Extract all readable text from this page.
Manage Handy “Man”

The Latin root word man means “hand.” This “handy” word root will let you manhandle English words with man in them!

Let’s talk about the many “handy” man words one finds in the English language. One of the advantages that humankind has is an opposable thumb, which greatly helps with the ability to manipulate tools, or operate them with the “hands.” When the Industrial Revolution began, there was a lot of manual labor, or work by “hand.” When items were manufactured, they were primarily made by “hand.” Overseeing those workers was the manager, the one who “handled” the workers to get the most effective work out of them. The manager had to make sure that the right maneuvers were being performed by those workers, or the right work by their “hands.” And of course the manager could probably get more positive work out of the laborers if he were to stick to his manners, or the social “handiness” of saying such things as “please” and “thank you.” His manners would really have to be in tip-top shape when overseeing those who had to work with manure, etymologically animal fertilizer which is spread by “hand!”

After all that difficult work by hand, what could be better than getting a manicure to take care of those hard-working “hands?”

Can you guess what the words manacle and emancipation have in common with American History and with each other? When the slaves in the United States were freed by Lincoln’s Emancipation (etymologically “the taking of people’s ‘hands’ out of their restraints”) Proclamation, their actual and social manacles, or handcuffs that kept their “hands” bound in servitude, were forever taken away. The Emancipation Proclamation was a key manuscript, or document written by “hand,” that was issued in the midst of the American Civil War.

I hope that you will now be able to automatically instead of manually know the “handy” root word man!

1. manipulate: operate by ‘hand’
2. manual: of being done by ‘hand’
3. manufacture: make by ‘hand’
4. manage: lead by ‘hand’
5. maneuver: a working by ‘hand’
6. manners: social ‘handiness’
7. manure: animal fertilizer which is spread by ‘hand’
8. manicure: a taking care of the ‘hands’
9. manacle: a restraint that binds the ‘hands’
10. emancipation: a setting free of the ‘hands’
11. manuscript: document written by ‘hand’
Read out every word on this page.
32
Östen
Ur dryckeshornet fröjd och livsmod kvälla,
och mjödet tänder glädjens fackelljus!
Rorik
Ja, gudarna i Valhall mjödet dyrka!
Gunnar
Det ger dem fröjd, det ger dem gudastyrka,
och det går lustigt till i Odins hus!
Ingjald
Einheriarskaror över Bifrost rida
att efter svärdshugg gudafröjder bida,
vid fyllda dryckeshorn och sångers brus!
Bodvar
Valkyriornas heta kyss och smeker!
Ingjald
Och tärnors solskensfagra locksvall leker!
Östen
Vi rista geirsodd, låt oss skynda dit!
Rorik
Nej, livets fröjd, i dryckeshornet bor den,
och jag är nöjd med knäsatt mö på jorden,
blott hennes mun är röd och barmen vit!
▬▬▬▬▬▬
▸ **DIRECTIONS**: Your task is to gather all lines from the entries above that hold the word "them".

▸ **TASK RESULT**:
The Latin root word man means “hand.” This “handy” word root will let you manhandle English words with man in them!
Let’s talk about the many “handy” man words one finds in the English language. One of the advantages that humankind has is an opposable thumb, which greatly helps with the ability to manipulate tools, or operate them with the “hands.” When the Industrial Revolution began, there was a lot of manual labor, or work by “hand.” When items were manufactured, they were primarily made by “hand.” Overseeing those workers was the manager, the one who “handled” the workers to get the most effective work out of them. The manager had to make sure that the right maneuvers were being performed by those workers, or the right work by their “hands.” And of course the manager could probably get more positive work out of the laborers if he were to stick to his manners, or the social “handiness” of saying such things as “please” and “thank you.” His manners would really have to be in tip-top shape when overseeing those who had to work with manure, etymologically animal fertilizer which is spread by “hand!”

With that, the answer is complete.